- Excerpts from a figure dataset
-------------------------

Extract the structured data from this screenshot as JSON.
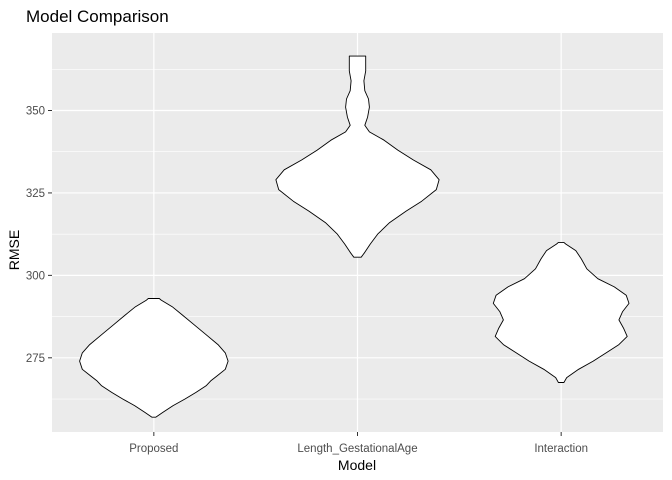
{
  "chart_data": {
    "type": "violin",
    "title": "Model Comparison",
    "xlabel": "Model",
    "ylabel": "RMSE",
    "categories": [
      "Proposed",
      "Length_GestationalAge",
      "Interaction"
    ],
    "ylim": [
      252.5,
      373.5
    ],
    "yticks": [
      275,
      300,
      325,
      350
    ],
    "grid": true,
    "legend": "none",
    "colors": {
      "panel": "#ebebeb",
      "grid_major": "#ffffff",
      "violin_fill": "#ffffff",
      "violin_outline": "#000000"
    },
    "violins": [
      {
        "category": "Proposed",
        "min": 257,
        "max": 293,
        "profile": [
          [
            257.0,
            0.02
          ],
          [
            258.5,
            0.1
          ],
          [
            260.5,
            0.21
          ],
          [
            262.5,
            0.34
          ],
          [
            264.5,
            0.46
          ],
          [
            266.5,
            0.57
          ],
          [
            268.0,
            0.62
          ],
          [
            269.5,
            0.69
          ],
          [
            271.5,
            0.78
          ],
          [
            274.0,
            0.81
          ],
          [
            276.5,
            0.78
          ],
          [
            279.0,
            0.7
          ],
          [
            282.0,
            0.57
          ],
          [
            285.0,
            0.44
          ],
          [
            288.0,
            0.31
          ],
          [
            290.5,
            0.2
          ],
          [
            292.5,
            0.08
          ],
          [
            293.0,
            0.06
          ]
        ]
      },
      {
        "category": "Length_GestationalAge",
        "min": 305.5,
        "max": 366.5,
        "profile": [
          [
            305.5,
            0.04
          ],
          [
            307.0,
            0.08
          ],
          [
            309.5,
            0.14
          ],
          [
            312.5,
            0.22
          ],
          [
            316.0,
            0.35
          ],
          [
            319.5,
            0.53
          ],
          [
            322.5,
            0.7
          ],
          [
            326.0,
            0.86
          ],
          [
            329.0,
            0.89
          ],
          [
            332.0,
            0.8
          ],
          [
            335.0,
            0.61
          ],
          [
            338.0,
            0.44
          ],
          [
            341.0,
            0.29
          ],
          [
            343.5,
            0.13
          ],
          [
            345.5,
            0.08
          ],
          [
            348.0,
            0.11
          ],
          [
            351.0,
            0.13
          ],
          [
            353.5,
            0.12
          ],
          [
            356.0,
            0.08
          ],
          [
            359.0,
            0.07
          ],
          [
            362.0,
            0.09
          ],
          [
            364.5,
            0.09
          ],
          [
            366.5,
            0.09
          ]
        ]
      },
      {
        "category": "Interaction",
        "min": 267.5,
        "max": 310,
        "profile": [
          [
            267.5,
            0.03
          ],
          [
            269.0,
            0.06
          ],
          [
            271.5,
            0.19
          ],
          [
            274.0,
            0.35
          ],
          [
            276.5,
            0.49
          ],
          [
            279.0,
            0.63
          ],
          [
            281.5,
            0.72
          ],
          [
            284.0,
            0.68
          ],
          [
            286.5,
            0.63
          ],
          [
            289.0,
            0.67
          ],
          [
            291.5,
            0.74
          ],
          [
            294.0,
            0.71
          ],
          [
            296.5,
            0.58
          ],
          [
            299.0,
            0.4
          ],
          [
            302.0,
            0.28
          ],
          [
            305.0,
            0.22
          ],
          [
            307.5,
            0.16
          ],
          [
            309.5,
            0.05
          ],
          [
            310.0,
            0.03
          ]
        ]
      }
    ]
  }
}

-------------------------

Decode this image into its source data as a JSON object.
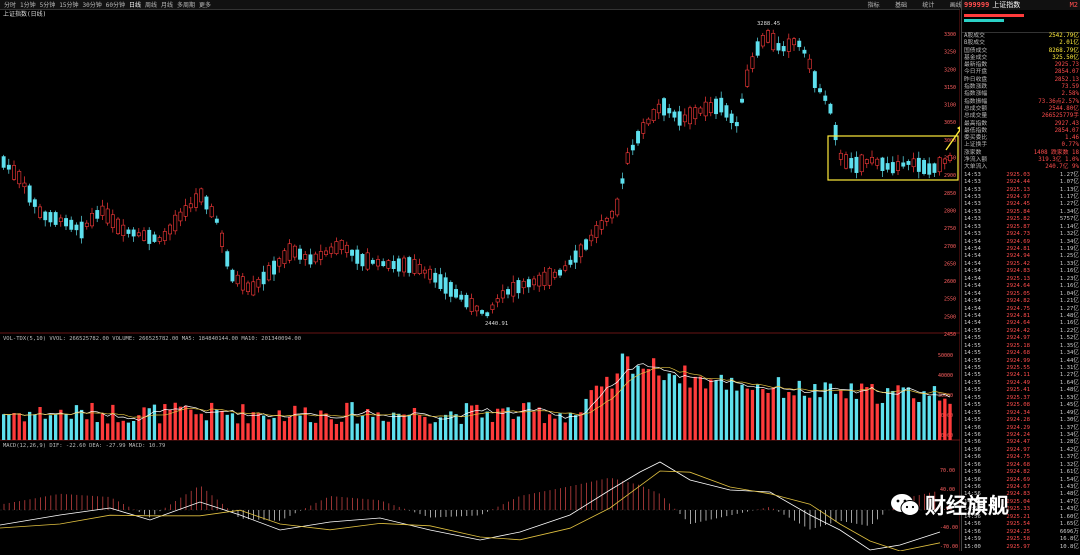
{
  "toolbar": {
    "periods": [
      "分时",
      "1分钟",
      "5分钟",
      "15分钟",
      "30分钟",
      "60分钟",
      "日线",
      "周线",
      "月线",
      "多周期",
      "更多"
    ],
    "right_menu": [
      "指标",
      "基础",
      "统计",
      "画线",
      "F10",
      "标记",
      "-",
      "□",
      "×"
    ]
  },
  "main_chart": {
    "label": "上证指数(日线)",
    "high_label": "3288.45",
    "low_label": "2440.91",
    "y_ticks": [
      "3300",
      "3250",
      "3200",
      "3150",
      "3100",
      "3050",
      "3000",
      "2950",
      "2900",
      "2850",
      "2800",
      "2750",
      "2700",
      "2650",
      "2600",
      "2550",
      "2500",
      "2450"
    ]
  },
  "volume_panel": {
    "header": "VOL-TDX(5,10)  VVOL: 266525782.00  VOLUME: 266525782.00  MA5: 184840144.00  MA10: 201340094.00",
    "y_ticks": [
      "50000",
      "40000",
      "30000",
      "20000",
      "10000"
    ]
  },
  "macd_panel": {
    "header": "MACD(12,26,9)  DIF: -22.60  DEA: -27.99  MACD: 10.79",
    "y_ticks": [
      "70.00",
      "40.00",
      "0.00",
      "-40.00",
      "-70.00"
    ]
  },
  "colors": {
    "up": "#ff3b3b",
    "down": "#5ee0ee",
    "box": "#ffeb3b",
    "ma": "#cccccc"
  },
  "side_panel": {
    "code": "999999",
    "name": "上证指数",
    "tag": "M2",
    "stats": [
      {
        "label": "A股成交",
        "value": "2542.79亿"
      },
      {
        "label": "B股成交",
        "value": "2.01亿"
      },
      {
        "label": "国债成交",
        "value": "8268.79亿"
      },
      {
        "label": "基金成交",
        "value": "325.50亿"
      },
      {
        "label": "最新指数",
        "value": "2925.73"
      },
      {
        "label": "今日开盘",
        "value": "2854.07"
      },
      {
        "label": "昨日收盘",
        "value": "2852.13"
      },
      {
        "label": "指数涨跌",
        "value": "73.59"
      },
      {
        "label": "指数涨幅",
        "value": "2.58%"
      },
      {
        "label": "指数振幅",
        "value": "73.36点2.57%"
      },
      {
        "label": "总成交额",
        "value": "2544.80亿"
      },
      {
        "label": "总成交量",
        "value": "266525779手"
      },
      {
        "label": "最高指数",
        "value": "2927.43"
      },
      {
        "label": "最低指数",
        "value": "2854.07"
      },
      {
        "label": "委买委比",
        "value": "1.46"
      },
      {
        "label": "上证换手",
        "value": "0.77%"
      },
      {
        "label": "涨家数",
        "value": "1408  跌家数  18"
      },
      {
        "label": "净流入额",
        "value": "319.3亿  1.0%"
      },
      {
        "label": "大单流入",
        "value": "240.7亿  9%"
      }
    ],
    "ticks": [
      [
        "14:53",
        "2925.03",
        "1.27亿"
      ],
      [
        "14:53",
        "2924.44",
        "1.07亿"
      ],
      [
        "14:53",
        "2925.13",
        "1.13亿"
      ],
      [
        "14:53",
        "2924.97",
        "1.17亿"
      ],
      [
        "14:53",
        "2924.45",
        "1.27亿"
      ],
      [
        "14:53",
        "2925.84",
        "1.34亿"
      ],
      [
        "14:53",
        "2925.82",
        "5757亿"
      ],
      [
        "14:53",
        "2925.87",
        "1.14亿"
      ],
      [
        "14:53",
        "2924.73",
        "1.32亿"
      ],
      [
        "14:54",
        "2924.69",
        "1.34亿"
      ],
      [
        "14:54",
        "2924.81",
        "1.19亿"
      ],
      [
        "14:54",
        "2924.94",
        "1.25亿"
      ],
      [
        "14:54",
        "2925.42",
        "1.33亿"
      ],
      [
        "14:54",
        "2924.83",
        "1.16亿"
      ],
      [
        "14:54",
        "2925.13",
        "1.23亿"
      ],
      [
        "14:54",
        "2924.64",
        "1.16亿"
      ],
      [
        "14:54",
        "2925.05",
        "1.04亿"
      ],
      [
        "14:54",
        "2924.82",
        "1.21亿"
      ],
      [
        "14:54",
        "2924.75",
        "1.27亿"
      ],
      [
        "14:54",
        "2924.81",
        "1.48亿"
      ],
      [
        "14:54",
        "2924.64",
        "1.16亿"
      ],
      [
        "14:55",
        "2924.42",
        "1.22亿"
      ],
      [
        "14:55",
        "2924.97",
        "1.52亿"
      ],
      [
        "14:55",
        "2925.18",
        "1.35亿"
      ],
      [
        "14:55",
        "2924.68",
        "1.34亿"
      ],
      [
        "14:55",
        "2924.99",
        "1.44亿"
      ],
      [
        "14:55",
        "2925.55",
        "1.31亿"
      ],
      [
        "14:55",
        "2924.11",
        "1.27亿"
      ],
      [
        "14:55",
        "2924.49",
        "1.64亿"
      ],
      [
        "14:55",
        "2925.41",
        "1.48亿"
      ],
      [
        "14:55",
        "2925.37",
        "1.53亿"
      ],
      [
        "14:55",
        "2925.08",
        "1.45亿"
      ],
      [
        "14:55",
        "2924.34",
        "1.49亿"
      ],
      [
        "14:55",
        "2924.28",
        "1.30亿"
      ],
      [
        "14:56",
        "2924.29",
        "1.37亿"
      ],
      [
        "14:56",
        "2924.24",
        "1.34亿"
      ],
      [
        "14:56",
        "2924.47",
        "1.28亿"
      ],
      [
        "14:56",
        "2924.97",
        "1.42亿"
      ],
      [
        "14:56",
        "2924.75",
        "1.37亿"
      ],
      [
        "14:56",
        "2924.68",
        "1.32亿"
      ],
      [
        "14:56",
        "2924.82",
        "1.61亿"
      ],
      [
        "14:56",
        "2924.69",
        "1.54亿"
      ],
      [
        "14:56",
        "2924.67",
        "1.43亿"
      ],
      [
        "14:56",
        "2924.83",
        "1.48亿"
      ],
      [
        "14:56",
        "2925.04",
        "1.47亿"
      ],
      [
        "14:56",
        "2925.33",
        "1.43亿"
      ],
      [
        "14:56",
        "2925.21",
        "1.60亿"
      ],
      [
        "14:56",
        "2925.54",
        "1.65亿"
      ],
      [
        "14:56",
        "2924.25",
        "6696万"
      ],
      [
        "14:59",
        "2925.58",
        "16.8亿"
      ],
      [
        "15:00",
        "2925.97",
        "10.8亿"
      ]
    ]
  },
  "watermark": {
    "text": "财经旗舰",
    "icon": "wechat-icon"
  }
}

-------------------------

- INSTRUCTIONS FOR THE TASK
Copy out each line of the data where the string "category" appears.

- WRITTEN ANSWER
        "category": "Proposed",
        "category": "Length_GestationalAge",
        "category": "Interaction",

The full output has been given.